*The task*.
Return every line below in which "JSON" appears.

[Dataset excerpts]
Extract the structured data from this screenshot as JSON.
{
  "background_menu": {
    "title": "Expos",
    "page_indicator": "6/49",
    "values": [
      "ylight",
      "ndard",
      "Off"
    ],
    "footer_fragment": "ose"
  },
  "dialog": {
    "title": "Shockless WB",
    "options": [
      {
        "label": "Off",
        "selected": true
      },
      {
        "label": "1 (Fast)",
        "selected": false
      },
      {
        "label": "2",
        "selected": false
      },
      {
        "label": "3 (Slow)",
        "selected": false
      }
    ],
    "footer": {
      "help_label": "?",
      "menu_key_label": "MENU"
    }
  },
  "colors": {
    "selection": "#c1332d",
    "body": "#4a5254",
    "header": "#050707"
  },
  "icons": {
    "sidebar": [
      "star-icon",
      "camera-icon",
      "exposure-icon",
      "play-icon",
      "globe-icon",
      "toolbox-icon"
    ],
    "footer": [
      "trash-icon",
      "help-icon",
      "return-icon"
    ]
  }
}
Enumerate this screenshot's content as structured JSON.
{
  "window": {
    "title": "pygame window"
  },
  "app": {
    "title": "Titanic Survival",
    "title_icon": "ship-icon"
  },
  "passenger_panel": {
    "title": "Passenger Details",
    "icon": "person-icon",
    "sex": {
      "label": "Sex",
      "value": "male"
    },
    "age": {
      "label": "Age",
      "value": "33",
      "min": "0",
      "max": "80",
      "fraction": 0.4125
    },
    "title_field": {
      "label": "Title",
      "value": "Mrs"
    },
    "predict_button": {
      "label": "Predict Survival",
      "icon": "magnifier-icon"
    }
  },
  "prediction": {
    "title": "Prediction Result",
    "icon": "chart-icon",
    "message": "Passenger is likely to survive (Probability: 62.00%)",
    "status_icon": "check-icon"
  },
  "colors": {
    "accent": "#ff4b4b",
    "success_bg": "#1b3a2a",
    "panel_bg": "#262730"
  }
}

*Response to this exercise*.
Extract the structured data from this screenshot as JSON.
Enumerate this screenshot's content as structured JSON.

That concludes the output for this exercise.